[Begin MATERIAL PROVIDED]
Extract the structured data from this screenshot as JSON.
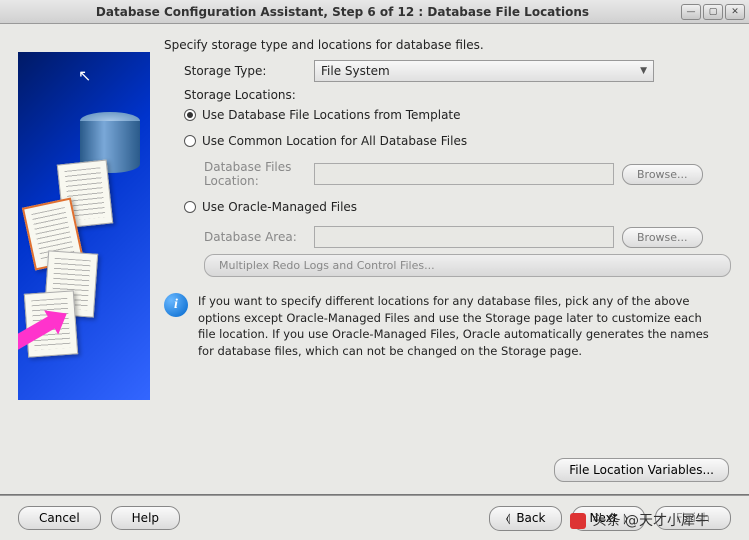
{
  "titlebar": {
    "title": "Database Configuration Assistant, Step 6 of 12 : Database File Locations"
  },
  "main": {
    "instruction": "Specify storage type and locations for database files.",
    "storage_type_label": "Storage Type:",
    "storage_type_value": "File System",
    "storage_locations_label": "Storage Locations:",
    "radio1": "Use Database File Locations from Template",
    "radio2": "Use Common Location for All Database Files",
    "db_files_location_label": "Database Files Location:",
    "radio3": "Use Oracle-Managed Files",
    "db_area_label": "Database Area:",
    "browse_label": "Browse...",
    "multiplex_label": "Multiplex Redo Logs and Control Files...",
    "info_text": "If you want to specify different locations for any database files, pick any of the above options except Oracle-Managed Files and use the Storage page later to customize each file location. If you use Oracle-Managed Files, Oracle automatically generates the names for database files, which can not be changed on the Storage page.",
    "flv_label": "File Location Variables..."
  },
  "footer": {
    "cancel": "Cancel",
    "help": "Help",
    "back": "Back",
    "next": "Next",
    "finish": "Finish"
  },
  "watermark": "头条 @天才小犀牛"
}
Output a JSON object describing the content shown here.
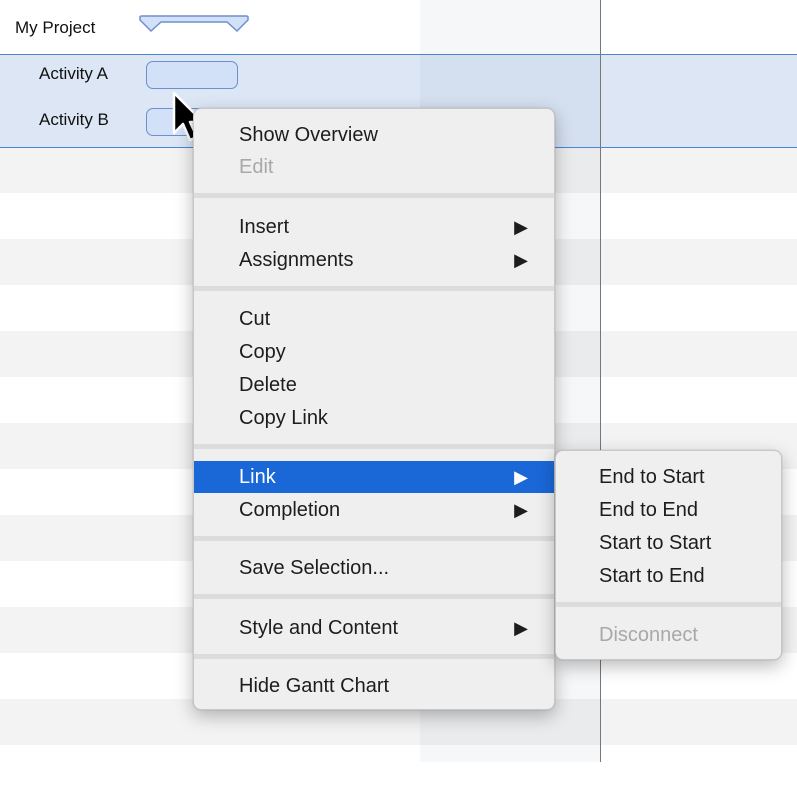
{
  "gantt": {
    "rows": [
      {
        "label": "My Project"
      },
      {
        "label": "Activity A"
      },
      {
        "label": "Activity B"
      }
    ]
  },
  "context_menu": {
    "items": [
      {
        "label": "Show Overview",
        "disabled": false
      },
      {
        "label": "Edit",
        "disabled": true
      },
      {
        "label": "Insert",
        "arrow": "▶"
      },
      {
        "label": "Assignments",
        "arrow": "▶"
      },
      {
        "label": "Cut"
      },
      {
        "label": "Copy"
      },
      {
        "label": "Delete"
      },
      {
        "label": "Copy Link"
      },
      {
        "label": "Link",
        "arrow": "▶",
        "highlighted": true
      },
      {
        "label": "Completion",
        "arrow": "▶"
      },
      {
        "label": "Save Selection..."
      },
      {
        "label": "Style and Content",
        "arrow": "▶"
      },
      {
        "label": "Hide Gantt Chart"
      }
    ]
  },
  "submenu": {
    "items": [
      {
        "label": "End to Start"
      },
      {
        "label": "End to End"
      },
      {
        "label": "Start to Start"
      },
      {
        "label": "Start to End"
      },
      {
        "label": "Disconnect",
        "disabled": true
      }
    ]
  },
  "colors": {
    "highlight": "#1a67d8",
    "selection": "#dce6f5",
    "bar_fill": "#d3e1f8",
    "bar_border": "#6d8fce"
  }
}
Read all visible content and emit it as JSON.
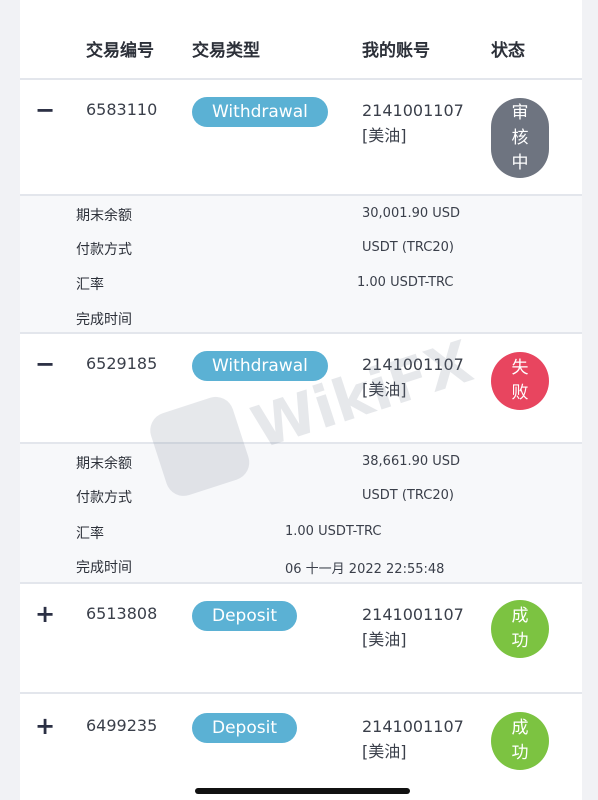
{
  "header": {
    "col_id": "交易编号",
    "col_type": "交易类型",
    "col_account": "我的账号",
    "col_status": "状态"
  },
  "transactions": [
    {
      "toggle": "−",
      "id": "6583110",
      "type": "Withdrawal",
      "account_number": "2141001107",
      "account_label": "[美油]",
      "status_chars": [
        "审",
        "核",
        "中"
      ],
      "status_color": "#6e7480",
      "details": {
        "balance_label": "期末余额",
        "balance_value": "30,001.90 USD",
        "method_label": "付款方式",
        "method_value": "USDT (TRC20)",
        "rate_label": "汇率",
        "rate_value": "1.00 USDT-TRC",
        "time_label": "完成时间",
        "time_value": ""
      }
    },
    {
      "toggle": "−",
      "id": "6529185",
      "type": "Withdrawal",
      "account_number": "2141001107",
      "account_label": "[美油]",
      "status_chars": [
        "失",
        "败"
      ],
      "status_color": "#e8455f",
      "details": {
        "balance_label": "期末余额",
        "balance_value": "38,661.90 USD",
        "method_label": "付款方式",
        "method_value": "USDT (TRC20)",
        "rate_label": "汇率",
        "rate_value": "1.00 USDT-TRC",
        "time_label": "完成时间",
        "time_value": "06 十一月 2022 22:55:48"
      }
    },
    {
      "toggle": "+",
      "id": "6513808",
      "type": "Deposit",
      "account_number": "2141001107",
      "account_label": "[美油]",
      "status_chars": [
        "成",
        "功"
      ],
      "status_color": "#7cc341"
    },
    {
      "toggle": "+",
      "id": "6499235",
      "type": "Deposit",
      "account_number": "2141001107",
      "account_label": "[美油]",
      "status_chars": [
        "成",
        "功"
      ],
      "status_color": "#7cc341"
    }
  ],
  "watermark": {
    "text": "WikiFX"
  }
}
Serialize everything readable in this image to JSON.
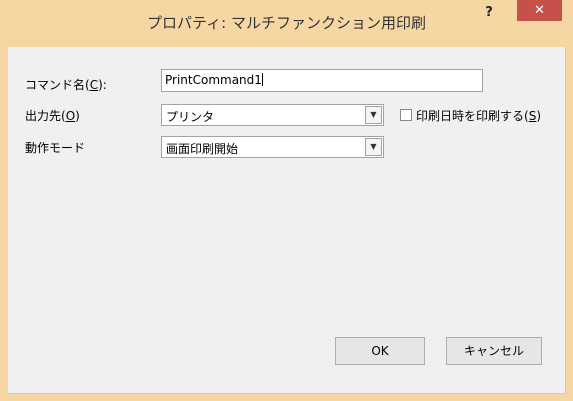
[End MATERIAL PROVIDED]
# EXERCISE OBJECTIVE:
Copy each line of the entries that includes the word "this".

# FINISHED ANSWER:
Extract the structured data from this screenshot as JSON.
Serialize everything readable in this image to JSON.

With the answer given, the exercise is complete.